* **Work to complete**:
Set down each record exactly as written.

Dataset items
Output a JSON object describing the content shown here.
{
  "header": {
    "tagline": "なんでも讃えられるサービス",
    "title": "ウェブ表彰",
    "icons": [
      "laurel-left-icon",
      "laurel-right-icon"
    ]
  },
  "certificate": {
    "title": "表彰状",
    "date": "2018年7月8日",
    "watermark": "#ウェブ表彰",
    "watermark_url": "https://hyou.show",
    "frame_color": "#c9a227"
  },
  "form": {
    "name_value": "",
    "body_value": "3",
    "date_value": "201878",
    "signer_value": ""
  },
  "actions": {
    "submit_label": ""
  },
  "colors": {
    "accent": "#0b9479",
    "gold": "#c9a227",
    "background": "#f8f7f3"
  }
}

* **Complete response**:
Output a JSON object describing the content shown here.
{
  "header": {
    "tagline": "なんでも讃えられるサービス",
    "title": "ウェブ表彰",
    "icons": [
      "laurel-left-icon",
      "laurel-right-icon"
    ]
  },
  "certificate": {
    "title": "表彰状",
    "date": "2018年7月8日",
    "watermark": "#ウェブ表彰",
    "watermark_url": "https://hyou.show",
    "frame_color": "#c9a227"
  },
  "form": {
    "name_value": "",
    "body_value": "3",
    "date_value": "201878",
    "signer_value": ""
  },
  "actions": {
    "submit_label": ""
  },
  "colors": {
    "accent": "#0b9479",
    "gold": "#c9a227",
    "background": "#f8f7f3"
  }
}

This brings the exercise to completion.